* **WHAT IS NEEDED**:
Go through the entries below, tally each line with the string "icon", and give the final number by itself.
MATERIAL SUPPLIED start
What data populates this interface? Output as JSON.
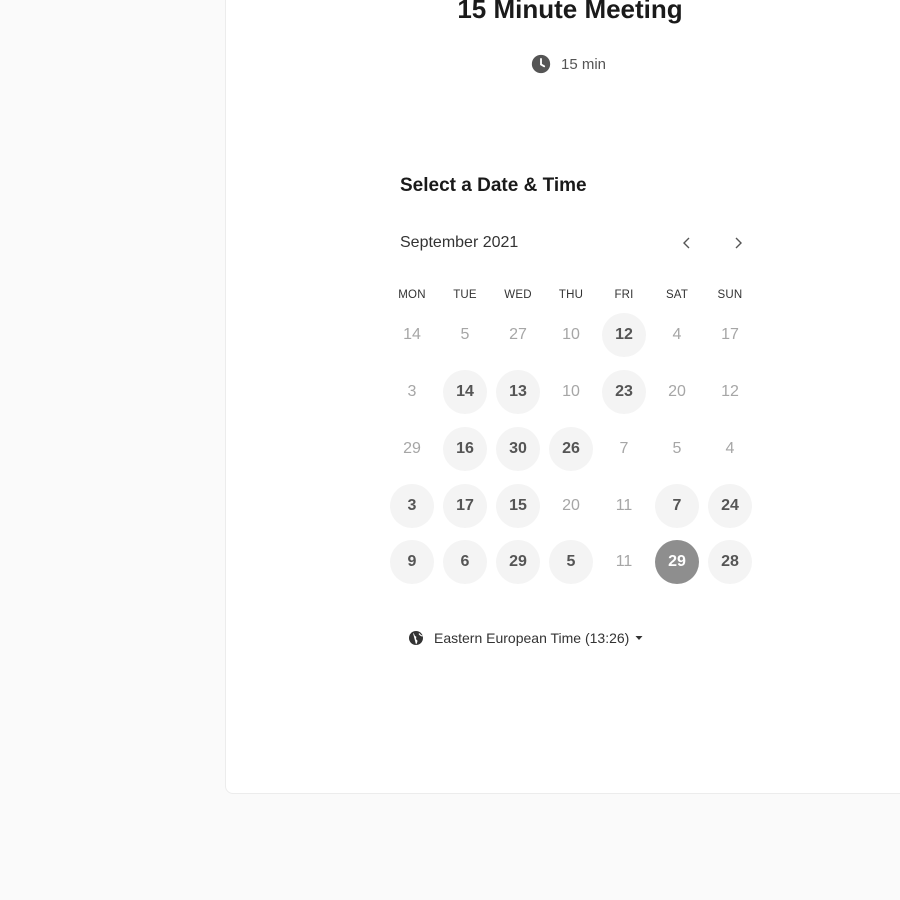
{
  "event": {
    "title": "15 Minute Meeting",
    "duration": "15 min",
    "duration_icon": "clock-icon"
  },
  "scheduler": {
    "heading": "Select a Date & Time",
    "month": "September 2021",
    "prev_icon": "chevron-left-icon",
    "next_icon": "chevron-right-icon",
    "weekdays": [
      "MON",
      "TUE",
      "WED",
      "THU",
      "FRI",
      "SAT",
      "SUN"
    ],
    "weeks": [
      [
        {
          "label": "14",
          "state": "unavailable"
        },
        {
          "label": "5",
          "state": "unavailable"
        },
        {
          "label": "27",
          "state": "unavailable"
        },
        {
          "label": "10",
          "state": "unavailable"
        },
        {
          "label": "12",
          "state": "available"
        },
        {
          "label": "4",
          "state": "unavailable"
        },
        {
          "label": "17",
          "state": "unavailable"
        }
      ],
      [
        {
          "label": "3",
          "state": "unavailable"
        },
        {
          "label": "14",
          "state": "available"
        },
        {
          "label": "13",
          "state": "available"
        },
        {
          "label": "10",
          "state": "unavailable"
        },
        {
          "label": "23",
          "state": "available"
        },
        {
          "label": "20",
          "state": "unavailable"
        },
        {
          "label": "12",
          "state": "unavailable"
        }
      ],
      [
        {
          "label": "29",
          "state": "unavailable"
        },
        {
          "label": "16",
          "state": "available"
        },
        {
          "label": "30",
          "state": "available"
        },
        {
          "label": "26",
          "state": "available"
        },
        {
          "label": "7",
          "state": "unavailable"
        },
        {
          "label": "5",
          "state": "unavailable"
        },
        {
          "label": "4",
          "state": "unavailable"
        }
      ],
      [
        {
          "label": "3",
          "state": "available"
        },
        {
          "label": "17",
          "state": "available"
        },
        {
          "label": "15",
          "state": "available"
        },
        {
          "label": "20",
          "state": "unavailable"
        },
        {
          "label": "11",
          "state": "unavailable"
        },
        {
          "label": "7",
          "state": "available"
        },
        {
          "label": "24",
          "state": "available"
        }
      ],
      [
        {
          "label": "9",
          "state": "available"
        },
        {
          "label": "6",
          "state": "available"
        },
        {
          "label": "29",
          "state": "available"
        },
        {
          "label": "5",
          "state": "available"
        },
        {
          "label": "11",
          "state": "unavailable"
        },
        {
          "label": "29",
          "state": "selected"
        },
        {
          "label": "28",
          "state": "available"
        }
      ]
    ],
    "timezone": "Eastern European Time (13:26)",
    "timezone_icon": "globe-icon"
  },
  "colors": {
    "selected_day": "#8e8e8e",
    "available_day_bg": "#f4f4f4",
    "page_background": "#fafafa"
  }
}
MATERIAL SUPPLIED end
* **SOLUTION FOR THIS PROBLEM**:
4